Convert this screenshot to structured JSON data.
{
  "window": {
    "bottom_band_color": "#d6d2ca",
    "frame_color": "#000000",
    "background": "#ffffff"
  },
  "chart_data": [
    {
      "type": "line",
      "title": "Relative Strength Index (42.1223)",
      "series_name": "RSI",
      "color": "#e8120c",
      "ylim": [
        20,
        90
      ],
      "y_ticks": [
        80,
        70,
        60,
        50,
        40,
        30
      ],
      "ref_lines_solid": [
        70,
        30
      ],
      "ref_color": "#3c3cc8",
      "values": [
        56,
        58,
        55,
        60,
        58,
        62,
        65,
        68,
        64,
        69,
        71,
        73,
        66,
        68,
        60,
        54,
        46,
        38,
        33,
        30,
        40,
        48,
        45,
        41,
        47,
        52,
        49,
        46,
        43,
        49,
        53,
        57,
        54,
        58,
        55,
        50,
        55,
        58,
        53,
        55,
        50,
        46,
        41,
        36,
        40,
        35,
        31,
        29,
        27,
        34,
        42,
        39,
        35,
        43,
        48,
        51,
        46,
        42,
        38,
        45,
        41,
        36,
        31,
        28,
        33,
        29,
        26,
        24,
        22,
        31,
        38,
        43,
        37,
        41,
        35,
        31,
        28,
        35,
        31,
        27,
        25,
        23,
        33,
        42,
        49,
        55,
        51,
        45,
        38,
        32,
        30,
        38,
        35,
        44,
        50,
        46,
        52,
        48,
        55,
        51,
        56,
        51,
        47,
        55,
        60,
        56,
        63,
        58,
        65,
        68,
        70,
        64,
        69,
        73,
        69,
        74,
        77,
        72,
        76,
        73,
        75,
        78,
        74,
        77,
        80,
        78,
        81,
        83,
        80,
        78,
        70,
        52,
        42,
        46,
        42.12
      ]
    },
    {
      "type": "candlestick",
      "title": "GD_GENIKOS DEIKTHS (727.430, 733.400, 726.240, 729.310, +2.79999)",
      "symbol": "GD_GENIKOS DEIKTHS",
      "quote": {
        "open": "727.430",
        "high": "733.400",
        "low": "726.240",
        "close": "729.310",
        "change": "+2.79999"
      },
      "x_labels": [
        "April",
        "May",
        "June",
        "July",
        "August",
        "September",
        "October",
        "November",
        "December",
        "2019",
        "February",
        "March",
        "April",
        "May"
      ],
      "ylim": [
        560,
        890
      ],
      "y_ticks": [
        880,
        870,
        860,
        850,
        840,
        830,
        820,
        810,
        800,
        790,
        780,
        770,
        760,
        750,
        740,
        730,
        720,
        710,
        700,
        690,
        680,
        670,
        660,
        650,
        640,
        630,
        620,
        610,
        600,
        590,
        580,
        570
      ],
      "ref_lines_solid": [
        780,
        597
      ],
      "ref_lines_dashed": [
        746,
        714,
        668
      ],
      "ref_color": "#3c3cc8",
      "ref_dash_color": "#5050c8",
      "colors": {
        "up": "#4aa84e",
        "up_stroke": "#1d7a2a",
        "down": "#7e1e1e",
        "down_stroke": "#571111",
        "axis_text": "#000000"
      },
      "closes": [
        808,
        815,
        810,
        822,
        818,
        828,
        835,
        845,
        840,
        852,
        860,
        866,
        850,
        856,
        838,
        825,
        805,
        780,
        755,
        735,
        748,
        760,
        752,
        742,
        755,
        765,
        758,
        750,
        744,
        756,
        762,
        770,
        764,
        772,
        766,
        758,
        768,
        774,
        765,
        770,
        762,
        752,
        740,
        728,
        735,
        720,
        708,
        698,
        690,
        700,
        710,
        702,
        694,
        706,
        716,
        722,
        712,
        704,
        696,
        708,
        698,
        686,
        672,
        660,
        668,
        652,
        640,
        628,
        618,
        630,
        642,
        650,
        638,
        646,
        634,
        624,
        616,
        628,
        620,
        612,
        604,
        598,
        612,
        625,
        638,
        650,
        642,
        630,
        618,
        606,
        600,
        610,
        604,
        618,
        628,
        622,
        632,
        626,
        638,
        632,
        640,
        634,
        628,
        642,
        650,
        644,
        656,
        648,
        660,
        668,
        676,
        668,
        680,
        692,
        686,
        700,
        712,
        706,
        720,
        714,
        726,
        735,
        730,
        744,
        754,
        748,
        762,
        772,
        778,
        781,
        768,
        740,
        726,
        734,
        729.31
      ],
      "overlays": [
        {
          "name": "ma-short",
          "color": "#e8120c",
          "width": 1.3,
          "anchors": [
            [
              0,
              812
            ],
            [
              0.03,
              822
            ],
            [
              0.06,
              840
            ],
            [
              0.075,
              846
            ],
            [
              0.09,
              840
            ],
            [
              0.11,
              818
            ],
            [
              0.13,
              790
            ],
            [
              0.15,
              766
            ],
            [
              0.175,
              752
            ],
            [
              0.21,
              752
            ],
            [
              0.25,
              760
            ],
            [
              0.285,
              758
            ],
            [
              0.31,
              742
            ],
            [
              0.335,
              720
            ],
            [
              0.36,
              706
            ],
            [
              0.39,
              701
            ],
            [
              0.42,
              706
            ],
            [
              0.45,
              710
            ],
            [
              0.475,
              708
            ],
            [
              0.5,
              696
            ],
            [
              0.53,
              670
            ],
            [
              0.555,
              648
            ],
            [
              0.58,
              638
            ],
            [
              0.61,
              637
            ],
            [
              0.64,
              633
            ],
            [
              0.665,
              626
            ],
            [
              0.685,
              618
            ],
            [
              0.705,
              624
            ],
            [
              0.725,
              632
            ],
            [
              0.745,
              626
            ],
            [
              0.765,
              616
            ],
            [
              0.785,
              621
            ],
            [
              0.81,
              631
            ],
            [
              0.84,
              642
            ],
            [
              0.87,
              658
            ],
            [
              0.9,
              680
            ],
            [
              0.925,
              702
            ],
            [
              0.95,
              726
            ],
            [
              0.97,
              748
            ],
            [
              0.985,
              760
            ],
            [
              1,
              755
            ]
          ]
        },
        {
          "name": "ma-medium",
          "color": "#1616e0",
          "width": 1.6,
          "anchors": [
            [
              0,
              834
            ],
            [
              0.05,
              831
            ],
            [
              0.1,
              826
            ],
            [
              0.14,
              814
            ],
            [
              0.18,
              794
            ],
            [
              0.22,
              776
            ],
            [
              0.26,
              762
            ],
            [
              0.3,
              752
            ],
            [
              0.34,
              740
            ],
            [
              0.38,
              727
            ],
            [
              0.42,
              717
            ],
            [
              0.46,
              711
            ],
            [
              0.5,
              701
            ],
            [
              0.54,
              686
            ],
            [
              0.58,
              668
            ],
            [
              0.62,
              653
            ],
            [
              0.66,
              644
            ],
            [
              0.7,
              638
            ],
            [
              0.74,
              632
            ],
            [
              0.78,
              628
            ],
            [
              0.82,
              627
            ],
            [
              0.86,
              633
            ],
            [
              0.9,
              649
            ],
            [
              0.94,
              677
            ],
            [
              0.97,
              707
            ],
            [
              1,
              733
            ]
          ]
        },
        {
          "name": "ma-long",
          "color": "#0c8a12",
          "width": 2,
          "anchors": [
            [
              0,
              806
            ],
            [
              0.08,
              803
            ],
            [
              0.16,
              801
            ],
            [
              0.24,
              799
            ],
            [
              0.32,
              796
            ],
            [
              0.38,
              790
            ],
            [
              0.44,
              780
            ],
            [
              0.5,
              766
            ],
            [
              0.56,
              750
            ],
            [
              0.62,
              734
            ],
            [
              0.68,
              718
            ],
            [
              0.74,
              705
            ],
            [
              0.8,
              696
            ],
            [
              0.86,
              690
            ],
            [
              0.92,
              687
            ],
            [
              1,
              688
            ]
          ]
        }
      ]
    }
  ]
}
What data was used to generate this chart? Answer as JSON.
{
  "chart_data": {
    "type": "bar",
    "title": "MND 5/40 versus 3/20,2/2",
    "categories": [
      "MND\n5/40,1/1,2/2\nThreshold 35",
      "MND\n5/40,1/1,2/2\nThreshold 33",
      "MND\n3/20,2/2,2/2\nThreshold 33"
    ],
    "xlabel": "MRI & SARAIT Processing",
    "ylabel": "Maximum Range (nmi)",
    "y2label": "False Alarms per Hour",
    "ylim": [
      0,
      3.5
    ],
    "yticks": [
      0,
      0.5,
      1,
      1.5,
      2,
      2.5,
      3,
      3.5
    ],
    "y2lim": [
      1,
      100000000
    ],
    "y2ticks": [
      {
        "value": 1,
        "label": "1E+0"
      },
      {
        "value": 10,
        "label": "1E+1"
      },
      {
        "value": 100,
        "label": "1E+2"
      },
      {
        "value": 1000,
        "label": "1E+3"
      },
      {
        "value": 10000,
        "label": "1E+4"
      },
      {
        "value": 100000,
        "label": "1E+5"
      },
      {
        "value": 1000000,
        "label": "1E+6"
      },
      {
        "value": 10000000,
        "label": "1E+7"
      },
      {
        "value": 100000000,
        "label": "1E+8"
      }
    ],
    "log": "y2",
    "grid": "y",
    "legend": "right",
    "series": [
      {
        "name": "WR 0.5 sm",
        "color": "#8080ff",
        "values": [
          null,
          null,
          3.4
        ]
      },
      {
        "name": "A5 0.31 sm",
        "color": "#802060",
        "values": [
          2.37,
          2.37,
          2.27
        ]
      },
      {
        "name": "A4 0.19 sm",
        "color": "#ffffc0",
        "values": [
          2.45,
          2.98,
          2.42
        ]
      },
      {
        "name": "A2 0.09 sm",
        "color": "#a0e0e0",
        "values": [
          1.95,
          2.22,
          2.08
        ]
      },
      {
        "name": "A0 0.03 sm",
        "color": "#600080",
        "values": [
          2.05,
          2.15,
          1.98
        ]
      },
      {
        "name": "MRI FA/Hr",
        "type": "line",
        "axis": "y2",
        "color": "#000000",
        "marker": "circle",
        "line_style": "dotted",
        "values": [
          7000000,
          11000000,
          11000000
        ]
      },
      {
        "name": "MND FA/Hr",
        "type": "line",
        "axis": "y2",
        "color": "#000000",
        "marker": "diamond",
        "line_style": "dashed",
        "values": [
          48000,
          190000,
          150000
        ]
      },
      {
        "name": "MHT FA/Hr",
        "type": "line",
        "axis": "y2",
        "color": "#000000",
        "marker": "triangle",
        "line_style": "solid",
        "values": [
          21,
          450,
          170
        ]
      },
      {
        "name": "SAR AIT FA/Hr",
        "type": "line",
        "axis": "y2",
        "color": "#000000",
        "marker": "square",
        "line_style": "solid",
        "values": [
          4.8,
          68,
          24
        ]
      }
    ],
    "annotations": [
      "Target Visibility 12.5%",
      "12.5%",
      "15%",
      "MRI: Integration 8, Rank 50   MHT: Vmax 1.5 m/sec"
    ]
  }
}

+ + +

## SET EXERCISE
Copy each line of the listing in which the word "this" can be found.

## RESULT BELOW
Convert this screenshot to structured JSON data.
What data was used to generate this chart? Answer as JSON.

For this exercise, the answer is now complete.